(Problem to solve) Examine the entries and show every line in which the word "Resolve" is found.

....

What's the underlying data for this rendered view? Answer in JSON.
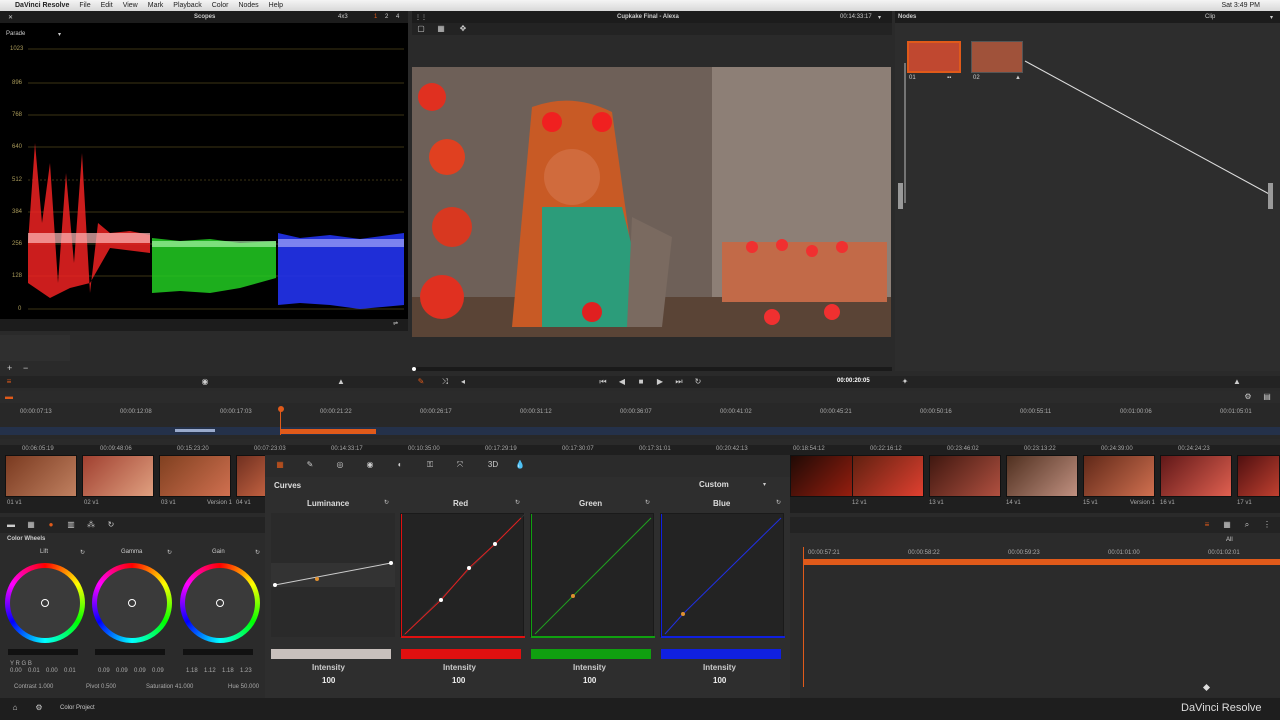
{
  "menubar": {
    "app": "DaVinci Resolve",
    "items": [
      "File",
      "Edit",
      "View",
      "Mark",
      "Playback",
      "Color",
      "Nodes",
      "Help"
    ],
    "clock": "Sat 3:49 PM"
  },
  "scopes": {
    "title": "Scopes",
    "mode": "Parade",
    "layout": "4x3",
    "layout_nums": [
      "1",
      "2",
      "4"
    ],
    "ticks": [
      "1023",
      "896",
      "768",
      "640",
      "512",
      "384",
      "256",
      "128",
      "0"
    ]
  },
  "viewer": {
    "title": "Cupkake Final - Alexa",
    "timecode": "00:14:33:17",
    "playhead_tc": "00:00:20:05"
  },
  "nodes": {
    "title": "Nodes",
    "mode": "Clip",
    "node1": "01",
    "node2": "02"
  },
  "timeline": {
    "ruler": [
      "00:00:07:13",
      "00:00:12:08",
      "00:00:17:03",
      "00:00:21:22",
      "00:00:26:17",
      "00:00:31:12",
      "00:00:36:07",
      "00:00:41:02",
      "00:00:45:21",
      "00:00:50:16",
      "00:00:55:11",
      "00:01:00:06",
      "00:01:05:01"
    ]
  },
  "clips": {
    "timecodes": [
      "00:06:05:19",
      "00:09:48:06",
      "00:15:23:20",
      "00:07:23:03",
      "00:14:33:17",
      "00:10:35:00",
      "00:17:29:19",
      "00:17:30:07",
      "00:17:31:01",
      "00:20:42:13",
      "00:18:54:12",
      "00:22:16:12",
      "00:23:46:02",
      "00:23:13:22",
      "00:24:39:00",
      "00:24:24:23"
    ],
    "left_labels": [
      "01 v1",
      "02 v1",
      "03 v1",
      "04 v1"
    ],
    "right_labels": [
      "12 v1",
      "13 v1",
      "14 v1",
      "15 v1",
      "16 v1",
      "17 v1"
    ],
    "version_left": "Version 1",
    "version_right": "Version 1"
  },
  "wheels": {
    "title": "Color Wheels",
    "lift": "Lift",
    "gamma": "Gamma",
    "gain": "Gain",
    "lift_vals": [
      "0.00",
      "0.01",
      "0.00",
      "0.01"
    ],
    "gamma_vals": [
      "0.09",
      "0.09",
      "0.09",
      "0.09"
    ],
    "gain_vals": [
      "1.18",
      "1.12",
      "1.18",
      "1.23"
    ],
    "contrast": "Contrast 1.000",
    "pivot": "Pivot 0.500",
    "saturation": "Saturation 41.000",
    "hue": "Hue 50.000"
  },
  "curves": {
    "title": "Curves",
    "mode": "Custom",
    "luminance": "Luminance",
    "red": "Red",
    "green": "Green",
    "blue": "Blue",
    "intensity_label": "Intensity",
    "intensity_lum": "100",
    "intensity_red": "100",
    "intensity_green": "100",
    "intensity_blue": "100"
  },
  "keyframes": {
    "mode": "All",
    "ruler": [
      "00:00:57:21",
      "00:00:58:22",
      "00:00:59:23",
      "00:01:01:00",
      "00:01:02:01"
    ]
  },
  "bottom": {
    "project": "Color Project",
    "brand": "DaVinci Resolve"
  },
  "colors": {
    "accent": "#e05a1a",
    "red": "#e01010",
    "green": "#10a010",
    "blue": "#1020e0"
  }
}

....

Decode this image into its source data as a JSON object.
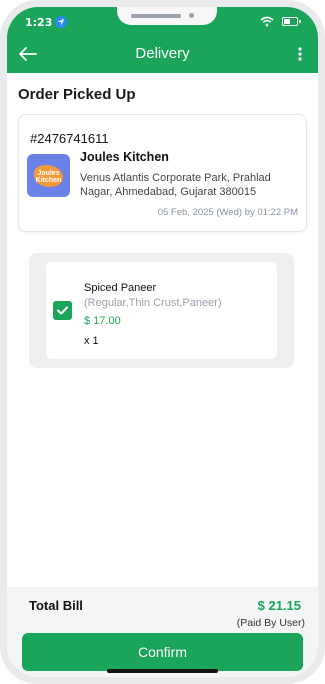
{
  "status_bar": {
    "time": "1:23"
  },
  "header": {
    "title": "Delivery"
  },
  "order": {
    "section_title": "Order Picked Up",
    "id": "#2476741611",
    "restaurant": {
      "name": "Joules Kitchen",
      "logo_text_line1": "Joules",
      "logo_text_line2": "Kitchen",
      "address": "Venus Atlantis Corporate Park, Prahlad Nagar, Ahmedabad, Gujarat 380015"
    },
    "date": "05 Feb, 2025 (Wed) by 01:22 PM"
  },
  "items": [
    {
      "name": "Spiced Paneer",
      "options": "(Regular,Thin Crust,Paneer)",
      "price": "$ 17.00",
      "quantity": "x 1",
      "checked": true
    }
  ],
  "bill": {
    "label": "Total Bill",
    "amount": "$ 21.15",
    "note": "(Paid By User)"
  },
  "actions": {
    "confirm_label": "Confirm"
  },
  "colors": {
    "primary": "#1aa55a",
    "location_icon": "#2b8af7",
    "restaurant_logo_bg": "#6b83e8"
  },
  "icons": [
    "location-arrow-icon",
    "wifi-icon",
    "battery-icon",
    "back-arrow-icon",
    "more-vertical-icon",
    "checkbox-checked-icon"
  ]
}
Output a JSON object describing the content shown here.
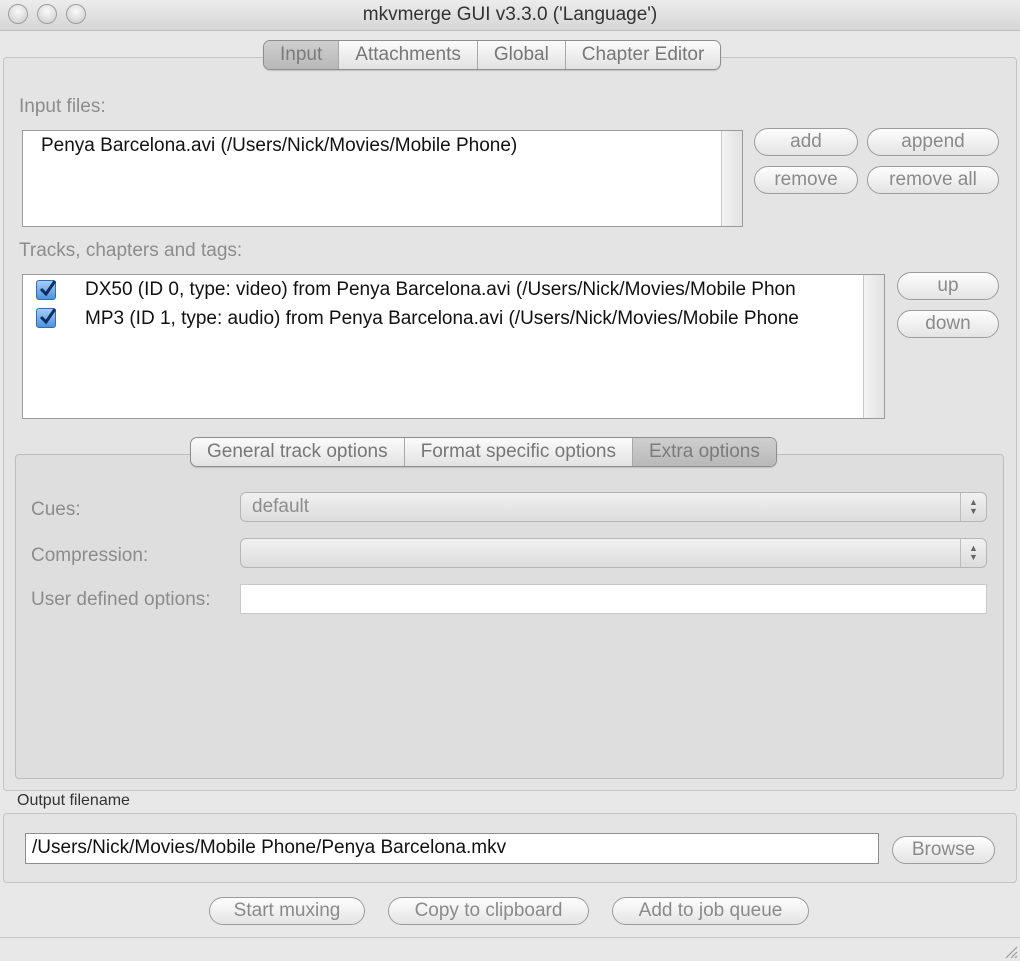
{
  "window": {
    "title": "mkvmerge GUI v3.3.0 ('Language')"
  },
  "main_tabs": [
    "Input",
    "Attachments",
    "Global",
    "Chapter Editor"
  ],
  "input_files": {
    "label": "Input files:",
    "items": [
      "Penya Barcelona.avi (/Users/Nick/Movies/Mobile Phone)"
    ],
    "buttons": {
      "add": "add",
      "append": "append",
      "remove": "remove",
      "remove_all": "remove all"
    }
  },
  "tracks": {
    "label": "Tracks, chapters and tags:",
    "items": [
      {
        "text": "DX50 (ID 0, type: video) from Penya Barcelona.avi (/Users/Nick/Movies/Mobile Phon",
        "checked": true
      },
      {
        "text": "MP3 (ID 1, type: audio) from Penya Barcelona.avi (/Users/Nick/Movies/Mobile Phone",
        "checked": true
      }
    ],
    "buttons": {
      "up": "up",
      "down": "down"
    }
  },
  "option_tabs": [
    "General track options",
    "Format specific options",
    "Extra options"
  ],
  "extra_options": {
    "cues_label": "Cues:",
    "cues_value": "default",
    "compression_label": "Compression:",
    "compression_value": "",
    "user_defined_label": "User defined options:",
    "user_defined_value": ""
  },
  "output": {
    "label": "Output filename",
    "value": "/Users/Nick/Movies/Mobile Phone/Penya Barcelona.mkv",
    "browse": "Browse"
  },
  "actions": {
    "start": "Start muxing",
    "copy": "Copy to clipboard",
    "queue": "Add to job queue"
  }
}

....

(Written solution)
    "app": "DaVinci Resolve",
    "brand": "DaVinci Resolve"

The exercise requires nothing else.